- [Work required] Below is a block of data; give all of it again word for word.

- [Dataset rows]
————————
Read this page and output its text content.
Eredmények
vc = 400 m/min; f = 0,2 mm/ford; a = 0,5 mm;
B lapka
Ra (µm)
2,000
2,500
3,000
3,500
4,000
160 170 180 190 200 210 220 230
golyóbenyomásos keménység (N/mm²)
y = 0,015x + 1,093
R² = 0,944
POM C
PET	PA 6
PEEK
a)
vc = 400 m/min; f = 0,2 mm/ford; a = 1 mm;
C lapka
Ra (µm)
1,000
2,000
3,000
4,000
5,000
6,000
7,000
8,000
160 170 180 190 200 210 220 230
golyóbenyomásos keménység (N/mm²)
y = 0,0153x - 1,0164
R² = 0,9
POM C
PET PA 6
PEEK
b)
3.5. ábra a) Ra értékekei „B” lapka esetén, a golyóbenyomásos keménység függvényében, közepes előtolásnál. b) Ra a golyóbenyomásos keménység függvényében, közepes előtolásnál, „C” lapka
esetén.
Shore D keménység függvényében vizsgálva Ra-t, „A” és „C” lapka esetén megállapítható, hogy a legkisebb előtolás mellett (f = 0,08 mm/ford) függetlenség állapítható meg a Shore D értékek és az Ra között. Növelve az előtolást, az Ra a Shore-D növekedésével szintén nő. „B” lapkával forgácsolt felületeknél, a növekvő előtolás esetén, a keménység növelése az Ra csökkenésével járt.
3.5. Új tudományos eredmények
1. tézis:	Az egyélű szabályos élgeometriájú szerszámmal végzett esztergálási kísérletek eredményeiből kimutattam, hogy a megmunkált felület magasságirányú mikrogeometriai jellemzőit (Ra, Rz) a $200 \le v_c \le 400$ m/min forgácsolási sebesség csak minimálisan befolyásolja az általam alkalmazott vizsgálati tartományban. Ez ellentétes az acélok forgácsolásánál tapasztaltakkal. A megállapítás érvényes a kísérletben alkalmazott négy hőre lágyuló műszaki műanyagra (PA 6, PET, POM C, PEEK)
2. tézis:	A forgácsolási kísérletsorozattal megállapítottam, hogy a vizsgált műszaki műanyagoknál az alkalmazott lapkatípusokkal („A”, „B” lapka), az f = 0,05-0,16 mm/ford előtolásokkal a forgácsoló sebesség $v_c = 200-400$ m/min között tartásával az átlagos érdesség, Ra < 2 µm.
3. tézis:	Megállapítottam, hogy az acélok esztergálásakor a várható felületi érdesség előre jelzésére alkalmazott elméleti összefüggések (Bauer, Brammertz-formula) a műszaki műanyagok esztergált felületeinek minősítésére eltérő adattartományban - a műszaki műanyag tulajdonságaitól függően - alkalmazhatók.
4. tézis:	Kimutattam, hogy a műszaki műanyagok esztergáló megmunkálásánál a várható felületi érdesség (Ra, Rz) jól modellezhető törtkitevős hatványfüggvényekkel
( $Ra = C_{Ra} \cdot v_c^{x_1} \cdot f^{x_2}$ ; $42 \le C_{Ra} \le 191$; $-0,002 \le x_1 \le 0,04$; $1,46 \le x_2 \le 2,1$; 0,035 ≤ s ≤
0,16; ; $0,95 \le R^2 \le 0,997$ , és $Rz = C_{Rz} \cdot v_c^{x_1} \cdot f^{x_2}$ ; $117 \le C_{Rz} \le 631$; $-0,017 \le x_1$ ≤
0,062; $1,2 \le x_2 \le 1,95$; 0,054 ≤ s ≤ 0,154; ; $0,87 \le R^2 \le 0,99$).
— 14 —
————————
- [Solved exercise]
Read this page and output its text content.
Eredmények
vc = 400 m/min; f = 0,2 mm/ford; a = 0,5 mm;
B lapka
Ra (µm)
2,000
2,500
3,000
3,500
4,000
160 170 180 190 200 210 220 230
golyóbenyomásos keménység (N/mm²)
y = 0,015x + 1,093
R² = 0,944
POM C
PET	PA 6
PEEK
a)
vc = 400 m/min; f = 0,2 mm/ford; a = 1 mm;
C lapka
Ra (µm)
1,000
2,000
3,000
4,000
5,000
6,000
7,000
8,000
160 170 180 190 200 210 220 230
golyóbenyomásos keménység (N/mm²)
y = 0,0153x - 1,0164
R² = 0,9
POM C
PET PA 6
PEEK
b)
3.5. ábra a) Ra értékekei „B” lapka esetén, a golyóbenyomásos keménység függvényében, közepes előtolásnál. b) Ra a golyóbenyomásos keménység függvényében, közepes előtolásnál, „C” lapka
esetén.
Shore D keménység függvényében vizsgálva Ra-t, „A” és „C” lapka esetén megállapítható, hogy a legkisebb előtolás mellett (f = 0,08 mm/ford) függetlenség állapítható meg a Shore D értékek és az Ra között. Növelve az előtolást, az Ra a Shore-D növekedésével szintén nő. „B” lapkával forgácsolt felületeknél, a növekvő előtolás esetén, a keménység növelése az Ra csökkenésével járt.
3.5. Új tudományos eredmények
1. tézis:	Az egyélű szabályos élgeometriájú szerszámmal végzett esztergálási kísérletek eredményeiből kimutattam, hogy a megmunkált felület magasságirányú mikrogeometriai jellemzőit (Ra, Rz) a $200 \le v_c \le 400$ m/min forgácsolási sebesség csak minimálisan befolyásolja az általam alkalmazott vizsgálati tartományban. Ez ellentétes az acélok forgácsolásánál tapasztaltakkal. A megállapítás érvényes a kísérletben alkalmazott négy hőre lágyuló műszaki műanyagra (PA 6, PET, POM C, PEEK)
2. tézis:	A forgácsolási kísérletsorozattal megállapítottam, hogy a vizsgált műszaki műanyagoknál az alkalmazott lapkatípusokkal („A”, „B” lapka), az f = 0,05-0,16 mm/ford előtolásokkal a forgácsoló sebesség $v_c = 200-400$ m/min között tartásával az átlagos érdesség, Ra < 2 µm.
3. tézis:	Megállapítottam, hogy az acélok esztergálásakor a várható felületi érdesség előre jelzésére alkalmazott elméleti összefüggések (Bauer, Brammertz-formula) a műszaki műanyagok esztergált felületeinek minősítésére eltérő adattartományban - a műszaki műanyag tulajdonságaitól függően - alkalmazhatók.
4. tézis:	Kimutattam, hogy a műszaki műanyagok esztergáló megmunkálásánál a várható felületi érdesség (Ra, Rz) jól modellezhető törtkitevős hatványfüggvényekkel
( $Ra = C_{Ra} \cdot v_c^{x_1} \cdot f^{x_2}$ ; $42 \le C_{Ra} \le 191$; $-0,002 \le x_1 \le 0,04$; $1,46 \le x_2 \le 2,1$; 0,035 ≤ s ≤
0,16; ; $0,95 \le R^2 \le 0,997$ , és $Rz = C_{Rz} \cdot v_c^{x_1} \cdot f^{x_2}$ ; $117 \le C_{Rz} \le 631$; $-0,017 \le x_1$ ≤
0,062; $1,2 \le x_2 \le 1,95$; 0,054 ≤ s ≤ 0,154; ; $0,87 \le R^2 \le 0,99$).
— 14 —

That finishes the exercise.